◆ Exercise prompt ◆
From the entries that follow, list every line in which the string "subscript" appears.

◆ Material shown ◆
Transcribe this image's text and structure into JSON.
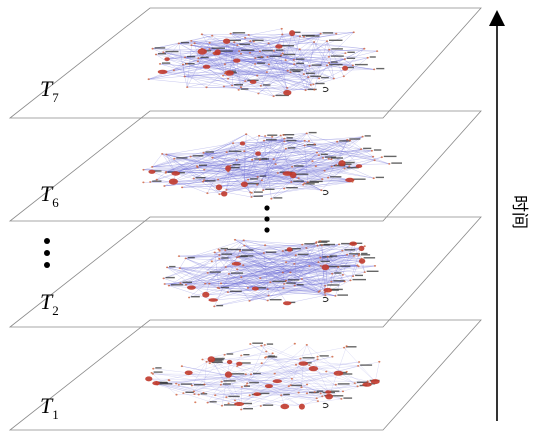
{
  "diagram": {
    "layers": [
      {
        "id": "t7",
        "base": "T",
        "subscript": "7"
      },
      {
        "id": "t6",
        "base": "T",
        "subscript": "6"
      },
      {
        "id": "t2",
        "base": "T",
        "subscript": "2"
      },
      {
        "id": "t1",
        "base": "T",
        "subscript": "1"
      }
    ],
    "time_axis_label": "时间",
    "ellipsis_between_layers": "⋮",
    "colors": {
      "plane_stroke": "#8a8a8a",
      "edge_color": "#6b6bd6",
      "hub_node": "#c0392b",
      "small_node": "#d0603a",
      "label_ink": "#333333",
      "axis": "#000000"
    }
  }
}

◆ Exercise result ◆
        "subscript": "7"
        "subscript": "6"
        "subscript": "2"
        "subscript": "1"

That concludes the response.